**EXERCISE DETAILS**
Emit the entire listing verbatim.
_ _ _
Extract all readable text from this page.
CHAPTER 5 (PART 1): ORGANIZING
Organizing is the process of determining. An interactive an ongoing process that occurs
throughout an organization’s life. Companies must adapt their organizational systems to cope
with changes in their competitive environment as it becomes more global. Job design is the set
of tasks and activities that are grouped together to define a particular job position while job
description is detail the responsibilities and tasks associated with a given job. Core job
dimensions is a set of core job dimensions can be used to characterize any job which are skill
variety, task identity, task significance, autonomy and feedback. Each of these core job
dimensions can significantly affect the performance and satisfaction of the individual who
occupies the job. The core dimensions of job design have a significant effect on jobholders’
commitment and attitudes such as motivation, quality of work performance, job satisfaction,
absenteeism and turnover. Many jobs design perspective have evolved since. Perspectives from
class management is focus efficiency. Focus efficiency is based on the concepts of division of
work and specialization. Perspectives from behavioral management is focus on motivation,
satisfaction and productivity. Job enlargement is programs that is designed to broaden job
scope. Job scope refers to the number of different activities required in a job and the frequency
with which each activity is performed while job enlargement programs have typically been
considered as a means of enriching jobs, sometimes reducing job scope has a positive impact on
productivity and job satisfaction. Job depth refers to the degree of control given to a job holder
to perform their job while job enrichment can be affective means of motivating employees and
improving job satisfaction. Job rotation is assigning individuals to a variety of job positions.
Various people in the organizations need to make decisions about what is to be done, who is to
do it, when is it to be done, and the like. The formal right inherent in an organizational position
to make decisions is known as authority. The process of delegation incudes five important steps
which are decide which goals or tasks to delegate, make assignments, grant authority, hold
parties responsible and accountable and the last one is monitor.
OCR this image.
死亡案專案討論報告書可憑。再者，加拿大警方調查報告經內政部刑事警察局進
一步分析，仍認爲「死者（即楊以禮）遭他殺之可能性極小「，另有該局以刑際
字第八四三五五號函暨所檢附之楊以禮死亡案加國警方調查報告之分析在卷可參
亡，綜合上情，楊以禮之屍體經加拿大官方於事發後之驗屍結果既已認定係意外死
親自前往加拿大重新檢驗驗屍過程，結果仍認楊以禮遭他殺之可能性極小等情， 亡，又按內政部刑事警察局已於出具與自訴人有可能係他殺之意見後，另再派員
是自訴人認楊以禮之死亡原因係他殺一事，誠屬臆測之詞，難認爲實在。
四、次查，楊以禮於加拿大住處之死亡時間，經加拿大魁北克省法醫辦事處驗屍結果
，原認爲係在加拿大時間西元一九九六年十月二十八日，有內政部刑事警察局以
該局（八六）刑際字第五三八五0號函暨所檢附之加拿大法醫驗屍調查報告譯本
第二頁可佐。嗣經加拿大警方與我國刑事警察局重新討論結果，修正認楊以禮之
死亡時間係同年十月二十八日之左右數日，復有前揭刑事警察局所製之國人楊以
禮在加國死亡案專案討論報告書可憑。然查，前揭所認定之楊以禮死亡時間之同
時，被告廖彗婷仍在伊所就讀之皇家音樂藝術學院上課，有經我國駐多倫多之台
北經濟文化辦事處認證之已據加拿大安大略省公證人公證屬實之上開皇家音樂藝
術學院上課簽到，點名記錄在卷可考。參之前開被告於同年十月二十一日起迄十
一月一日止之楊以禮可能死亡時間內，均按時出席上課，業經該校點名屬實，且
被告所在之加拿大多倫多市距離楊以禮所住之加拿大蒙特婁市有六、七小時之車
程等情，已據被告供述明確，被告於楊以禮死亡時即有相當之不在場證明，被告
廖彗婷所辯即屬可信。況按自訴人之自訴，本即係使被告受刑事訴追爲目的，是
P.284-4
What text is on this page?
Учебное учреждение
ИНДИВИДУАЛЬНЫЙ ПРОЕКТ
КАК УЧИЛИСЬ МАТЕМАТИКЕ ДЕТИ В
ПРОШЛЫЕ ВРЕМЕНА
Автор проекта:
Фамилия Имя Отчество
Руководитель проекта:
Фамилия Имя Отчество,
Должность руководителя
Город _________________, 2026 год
_ _ _
**OUTPUT BELOW**
Extract all readable text from this page.
CHAPTER 5 (PART 1): ORGANIZING
Organizing is the process of determining. An interactive an ongoing process that occurs
throughout an organization’s life. Companies must adapt their organizational systems to cope
with changes in their competitive environment as it becomes more global. Job design is the set
of tasks and activities that are grouped together to define a particular job position while job
description is detail the responsibilities and tasks associated with a given job. Core job
dimensions is a set of core job dimensions can be used to characterize any job which are skill
variety, task identity, task significance, autonomy and feedback. Each of these core job
dimensions can significantly affect the performance and satisfaction of the individual who
occupies the job. The core dimensions of job design have a significant effect on jobholders’
commitment and attitudes such as motivation, quality of work performance, job satisfaction,
absenteeism and turnover. Many jobs design perspective have evolved since. Perspectives from
class management is focus efficiency. Focus efficiency is based on the concepts of division of
work and specialization. Perspectives from behavioral management is focus on motivation,
satisfaction and productivity. Job enlargement is programs that is designed to broaden job
scope. Job scope refers to the number of different activities required in a job and the frequency
with which each activity is performed while job enlargement programs have typically been
considered as a means of enriching jobs, sometimes reducing job scope has a positive impact on
productivity and job satisfaction. Job depth refers to the degree of control given to a job holder
to perform their job while job enrichment can be affective means of motivating employees and
improving job satisfaction. Job rotation is assigning individuals to a variety of job positions.
Various people in the organizations need to make decisions about what is to be done, who is to
do it, when is it to be done, and the like. The formal right inherent in an organizational position
to make decisions is known as authority. The process of delegation incudes five important steps
which are decide which goals or tasks to delegate, make assignments, grant authority, hold
parties responsible and accountable and the last one is monitor.
OCR this image.
死亡案專案討論報告書可憑。再者，加拿大警方調查報告經內政部刑事警察局進
一步分析，仍認爲「死者（即楊以禮）遭他殺之可能性極小「，另有該局以刑際
字第八四三五五號函暨所檢附之楊以禮死亡案加國警方調查報告之分析在卷可參
亡，綜合上情，楊以禮之屍體經加拿大官方於事發後之驗屍結果既已認定係意外死
親自前往加拿大重新檢驗驗屍過程，結果仍認楊以禮遭他殺之可能性極小等情， 亡，又按內政部刑事警察局已於出具與自訴人有可能係他殺之意見後，另再派員
是自訴人認楊以禮之死亡原因係他殺一事，誠屬臆測之詞，難認爲實在。
四、次查，楊以禮於加拿大住處之死亡時間，經加拿大魁北克省法醫辦事處驗屍結果
，原認爲係在加拿大時間西元一九九六年十月二十八日，有內政部刑事警察局以
該局（八六）刑際字第五三八五0號函暨所檢附之加拿大法醫驗屍調查報告譯本
第二頁可佐。嗣經加拿大警方與我國刑事警察局重新討論結果，修正認楊以禮之
死亡時間係同年十月二十八日之左右數日，復有前揭刑事警察局所製之國人楊以
禮在加國死亡案專案討論報告書可憑。然查，前揭所認定之楊以禮死亡時間之同
時，被告廖彗婷仍在伊所就讀之皇家音樂藝術學院上課，有經我國駐多倫多之台
北經濟文化辦事處認證之已據加拿大安大略省公證人公證屬實之上開皇家音樂藝
術學院上課簽到，點名記錄在卷可考。參之前開被告於同年十月二十一日起迄十
一月一日止之楊以禮可能死亡時間內，均按時出席上課，業經該校點名屬實，且
被告所在之加拿大多倫多市距離楊以禮所住之加拿大蒙特婁市有六、七小時之車
程等情，已據被告供述明確，被告於楊以禮死亡時即有相當之不在場證明，被告
廖彗婷所辯即屬可信。況按自訴人之自訴，本即係使被告受刑事訴追爲目的，是
P.284-4
What text is on this page?
Учебное учреждение
ИНДИВИДУАЛЬНЫЙ ПРОЕКТ
КАК УЧИЛИСЬ МАТЕМАТИКЕ ДЕТИ В
ПРОШЛЫЕ ВРЕМЕНА
Автор проекта:
Фамилия Имя Отчество
Руководитель проекта:
Фамилия Имя Отчество,
Должность руководителя
Город _________________, 2026 год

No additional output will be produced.